--- TEXT BLOCK ---
┏━━
My biggest gripe with the Wikiworld right now is that the tools seem static, and full of jumbled jargon and cryptic G1:CDR type comments that take me longer to find and figure out that it takes to work on a few articles. Better tools would save the community thousands of hours (where is the spell checker which I obviously need!!!) Is there any reason that Open Office couldn't be modified to support WIKI? Unless you are deeply concerned with the trivial, complex articles are a pain to carefully craft, and then someone who doesn't know their head from their ... goes and edits it. Then crafting a balanced reply takes more hours. So someone needs to get the millions of college students out there motivated to fix pages as part of their homework assignments. Luckily I don't teach, so 60 young people are spared the pain of learning this arcane lexicon and learning how you express the math on here. Tmcsheery 03:44, 12 July 2006 (UTC)
[edit] Support
I love this opinion - I feel the exact same way. You should turn it into an essay. - Chardish 00:46, 5 February 2007 (UTC)
┗━━
--- GIVEN ENTRIES ---
┏━━
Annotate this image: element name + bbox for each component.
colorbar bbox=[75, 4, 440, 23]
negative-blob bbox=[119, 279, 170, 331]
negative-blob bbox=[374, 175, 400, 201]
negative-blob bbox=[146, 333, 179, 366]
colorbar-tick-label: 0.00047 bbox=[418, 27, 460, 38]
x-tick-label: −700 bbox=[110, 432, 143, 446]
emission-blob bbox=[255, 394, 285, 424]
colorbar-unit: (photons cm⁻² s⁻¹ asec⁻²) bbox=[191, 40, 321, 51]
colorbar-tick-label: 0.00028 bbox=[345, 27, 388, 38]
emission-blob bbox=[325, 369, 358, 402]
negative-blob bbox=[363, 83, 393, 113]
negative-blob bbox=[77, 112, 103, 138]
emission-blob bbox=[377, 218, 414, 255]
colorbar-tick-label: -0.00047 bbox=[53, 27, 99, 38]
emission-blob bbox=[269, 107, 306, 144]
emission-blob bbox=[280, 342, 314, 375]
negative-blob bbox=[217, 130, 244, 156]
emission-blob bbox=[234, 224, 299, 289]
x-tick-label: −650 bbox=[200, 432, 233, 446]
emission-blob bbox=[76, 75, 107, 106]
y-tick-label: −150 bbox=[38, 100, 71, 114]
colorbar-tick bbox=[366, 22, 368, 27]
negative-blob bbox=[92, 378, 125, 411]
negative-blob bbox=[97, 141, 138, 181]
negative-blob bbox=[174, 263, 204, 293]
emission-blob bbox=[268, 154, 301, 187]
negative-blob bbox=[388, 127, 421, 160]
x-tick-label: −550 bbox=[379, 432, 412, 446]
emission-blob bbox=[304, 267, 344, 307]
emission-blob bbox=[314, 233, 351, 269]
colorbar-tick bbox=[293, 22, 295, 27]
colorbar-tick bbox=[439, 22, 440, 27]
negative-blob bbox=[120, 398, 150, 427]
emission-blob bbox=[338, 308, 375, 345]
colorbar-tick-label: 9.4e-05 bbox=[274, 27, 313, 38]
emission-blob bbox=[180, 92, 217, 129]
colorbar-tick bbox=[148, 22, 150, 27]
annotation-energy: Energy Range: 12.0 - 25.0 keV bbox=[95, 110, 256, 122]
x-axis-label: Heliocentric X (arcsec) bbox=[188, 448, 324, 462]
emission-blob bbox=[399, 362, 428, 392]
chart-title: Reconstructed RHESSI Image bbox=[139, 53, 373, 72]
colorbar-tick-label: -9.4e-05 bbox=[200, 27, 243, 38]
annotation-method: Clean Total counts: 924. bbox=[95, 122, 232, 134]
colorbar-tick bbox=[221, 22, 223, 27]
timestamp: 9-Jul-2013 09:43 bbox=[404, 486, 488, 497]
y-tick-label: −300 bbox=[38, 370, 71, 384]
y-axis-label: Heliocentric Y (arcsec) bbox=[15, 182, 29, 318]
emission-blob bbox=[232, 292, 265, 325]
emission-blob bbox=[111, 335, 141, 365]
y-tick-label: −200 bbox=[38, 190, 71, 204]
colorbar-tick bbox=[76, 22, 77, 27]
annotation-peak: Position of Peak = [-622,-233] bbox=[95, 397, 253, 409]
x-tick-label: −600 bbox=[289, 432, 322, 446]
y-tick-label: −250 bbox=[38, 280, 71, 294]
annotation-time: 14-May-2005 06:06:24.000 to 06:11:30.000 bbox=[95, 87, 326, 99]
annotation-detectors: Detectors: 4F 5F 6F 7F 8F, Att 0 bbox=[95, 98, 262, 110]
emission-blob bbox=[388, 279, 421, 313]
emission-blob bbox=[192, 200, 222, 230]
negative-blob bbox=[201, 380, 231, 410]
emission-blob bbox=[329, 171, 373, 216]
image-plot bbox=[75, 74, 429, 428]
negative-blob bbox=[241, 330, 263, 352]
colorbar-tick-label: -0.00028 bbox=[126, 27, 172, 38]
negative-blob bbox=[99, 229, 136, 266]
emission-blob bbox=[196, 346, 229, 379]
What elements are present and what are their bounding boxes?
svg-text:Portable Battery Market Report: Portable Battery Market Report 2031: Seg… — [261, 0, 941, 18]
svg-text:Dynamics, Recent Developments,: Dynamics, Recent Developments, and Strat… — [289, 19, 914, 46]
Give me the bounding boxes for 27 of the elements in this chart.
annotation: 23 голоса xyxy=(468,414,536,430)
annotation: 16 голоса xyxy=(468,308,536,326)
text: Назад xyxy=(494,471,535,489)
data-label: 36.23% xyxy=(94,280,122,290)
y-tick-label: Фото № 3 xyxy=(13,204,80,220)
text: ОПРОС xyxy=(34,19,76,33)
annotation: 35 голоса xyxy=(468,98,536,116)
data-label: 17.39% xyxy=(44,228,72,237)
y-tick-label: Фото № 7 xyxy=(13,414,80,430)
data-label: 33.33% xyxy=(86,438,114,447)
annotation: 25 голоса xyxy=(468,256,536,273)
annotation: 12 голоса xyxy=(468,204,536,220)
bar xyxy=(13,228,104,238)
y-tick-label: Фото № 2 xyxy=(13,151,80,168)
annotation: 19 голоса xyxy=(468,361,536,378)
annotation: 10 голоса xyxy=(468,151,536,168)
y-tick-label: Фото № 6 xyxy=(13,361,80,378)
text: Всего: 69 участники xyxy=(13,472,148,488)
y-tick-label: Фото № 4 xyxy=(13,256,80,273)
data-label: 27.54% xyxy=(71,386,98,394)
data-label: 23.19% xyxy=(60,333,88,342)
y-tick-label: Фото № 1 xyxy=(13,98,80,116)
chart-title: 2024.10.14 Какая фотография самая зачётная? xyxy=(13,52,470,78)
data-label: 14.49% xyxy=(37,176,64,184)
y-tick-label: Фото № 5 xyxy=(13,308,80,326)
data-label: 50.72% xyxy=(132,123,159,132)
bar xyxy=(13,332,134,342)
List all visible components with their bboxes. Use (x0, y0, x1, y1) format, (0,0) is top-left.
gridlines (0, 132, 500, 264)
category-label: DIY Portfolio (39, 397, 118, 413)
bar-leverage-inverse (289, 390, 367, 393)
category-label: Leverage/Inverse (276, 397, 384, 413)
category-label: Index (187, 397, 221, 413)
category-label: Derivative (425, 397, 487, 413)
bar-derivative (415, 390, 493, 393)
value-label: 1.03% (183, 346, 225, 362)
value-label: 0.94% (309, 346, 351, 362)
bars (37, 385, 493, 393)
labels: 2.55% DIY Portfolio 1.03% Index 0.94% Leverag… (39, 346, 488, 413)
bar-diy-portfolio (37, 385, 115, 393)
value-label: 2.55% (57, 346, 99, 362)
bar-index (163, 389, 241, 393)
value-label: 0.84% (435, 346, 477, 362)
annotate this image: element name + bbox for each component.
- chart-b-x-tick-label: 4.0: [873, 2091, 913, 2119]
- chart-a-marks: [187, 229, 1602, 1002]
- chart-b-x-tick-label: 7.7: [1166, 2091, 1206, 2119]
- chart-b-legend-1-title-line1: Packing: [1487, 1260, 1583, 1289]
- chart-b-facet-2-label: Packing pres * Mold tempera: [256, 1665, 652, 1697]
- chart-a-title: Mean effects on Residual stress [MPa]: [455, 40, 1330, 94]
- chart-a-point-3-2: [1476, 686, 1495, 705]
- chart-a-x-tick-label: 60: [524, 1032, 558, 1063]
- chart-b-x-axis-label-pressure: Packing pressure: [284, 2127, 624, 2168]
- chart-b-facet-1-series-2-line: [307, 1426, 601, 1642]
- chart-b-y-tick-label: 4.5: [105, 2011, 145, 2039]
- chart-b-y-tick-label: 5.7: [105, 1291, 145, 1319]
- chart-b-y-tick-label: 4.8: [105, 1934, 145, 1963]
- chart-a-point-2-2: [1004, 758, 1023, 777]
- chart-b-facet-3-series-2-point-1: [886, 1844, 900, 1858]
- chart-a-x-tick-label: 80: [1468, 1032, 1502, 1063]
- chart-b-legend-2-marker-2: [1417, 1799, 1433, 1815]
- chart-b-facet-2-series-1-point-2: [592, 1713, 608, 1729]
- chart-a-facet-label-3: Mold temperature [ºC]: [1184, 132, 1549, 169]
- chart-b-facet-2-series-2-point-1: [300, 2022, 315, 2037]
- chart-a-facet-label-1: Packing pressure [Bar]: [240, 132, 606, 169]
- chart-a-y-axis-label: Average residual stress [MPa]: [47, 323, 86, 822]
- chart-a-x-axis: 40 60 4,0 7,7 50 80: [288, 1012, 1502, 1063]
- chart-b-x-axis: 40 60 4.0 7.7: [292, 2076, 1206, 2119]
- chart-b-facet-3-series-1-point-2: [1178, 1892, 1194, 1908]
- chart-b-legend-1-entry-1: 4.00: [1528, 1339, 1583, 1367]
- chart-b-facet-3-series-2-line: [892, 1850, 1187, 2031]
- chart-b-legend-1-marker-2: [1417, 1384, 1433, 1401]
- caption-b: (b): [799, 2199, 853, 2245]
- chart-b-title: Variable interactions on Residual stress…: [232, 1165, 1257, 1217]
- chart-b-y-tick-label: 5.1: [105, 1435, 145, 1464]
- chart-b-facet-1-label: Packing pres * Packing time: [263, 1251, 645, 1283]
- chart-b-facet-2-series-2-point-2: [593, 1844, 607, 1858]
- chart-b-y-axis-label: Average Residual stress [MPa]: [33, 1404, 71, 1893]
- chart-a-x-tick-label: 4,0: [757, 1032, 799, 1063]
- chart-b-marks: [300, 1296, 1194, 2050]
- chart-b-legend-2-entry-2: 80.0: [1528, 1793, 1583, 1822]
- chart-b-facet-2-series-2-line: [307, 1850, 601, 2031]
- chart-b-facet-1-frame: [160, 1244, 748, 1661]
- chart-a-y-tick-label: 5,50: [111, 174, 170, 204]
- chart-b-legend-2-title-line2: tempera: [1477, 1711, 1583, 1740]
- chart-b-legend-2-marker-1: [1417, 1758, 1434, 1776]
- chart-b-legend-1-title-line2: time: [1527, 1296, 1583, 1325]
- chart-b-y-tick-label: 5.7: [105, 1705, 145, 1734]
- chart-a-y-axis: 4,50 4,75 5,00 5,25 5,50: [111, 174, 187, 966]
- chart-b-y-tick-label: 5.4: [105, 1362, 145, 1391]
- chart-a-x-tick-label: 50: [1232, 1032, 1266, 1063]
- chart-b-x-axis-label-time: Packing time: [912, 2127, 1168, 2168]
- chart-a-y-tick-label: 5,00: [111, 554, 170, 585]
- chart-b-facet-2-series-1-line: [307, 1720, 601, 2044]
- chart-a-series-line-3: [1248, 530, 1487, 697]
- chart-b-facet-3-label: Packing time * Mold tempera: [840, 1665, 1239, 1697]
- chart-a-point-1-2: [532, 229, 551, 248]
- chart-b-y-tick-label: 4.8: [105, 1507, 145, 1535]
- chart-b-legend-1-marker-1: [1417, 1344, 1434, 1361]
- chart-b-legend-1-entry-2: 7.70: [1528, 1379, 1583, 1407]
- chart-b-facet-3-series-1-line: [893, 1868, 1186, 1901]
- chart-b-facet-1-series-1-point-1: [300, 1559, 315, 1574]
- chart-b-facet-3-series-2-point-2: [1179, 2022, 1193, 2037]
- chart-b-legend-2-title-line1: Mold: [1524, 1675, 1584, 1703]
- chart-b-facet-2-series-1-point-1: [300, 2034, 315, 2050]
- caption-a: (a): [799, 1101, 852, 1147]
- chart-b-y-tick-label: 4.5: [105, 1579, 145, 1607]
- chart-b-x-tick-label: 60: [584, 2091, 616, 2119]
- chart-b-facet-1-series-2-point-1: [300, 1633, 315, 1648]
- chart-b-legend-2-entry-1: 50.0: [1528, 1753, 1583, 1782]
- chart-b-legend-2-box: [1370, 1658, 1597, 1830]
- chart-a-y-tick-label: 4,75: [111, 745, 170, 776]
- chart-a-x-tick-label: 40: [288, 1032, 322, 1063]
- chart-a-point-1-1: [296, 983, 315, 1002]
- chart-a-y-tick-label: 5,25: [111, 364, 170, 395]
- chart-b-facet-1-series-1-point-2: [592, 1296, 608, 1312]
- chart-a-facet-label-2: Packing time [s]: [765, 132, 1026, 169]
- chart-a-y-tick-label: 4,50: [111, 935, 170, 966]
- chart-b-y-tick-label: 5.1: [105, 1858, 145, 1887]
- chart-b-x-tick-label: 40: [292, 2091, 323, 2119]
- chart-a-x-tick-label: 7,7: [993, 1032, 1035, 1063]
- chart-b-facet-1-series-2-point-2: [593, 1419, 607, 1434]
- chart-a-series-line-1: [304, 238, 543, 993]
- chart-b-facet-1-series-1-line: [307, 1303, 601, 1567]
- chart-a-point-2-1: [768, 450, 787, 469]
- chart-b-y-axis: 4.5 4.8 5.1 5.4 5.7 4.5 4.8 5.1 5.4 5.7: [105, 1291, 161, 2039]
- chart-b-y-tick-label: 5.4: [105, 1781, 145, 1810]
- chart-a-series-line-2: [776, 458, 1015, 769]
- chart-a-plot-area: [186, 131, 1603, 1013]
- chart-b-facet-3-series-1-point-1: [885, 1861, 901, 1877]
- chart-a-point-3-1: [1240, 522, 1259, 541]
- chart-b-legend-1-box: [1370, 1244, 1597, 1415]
┗━━
--- INSTRUCTIONS FOR THE TASK ---
Outside the signatures and timestamps, which quantities in the talk-page comments are given with a figure or a word for a large number? The material has no connection to the talk-page comments.

--- SOLVED EXERCISE ---
- thousands of hours
- millions of college students
- 60 young people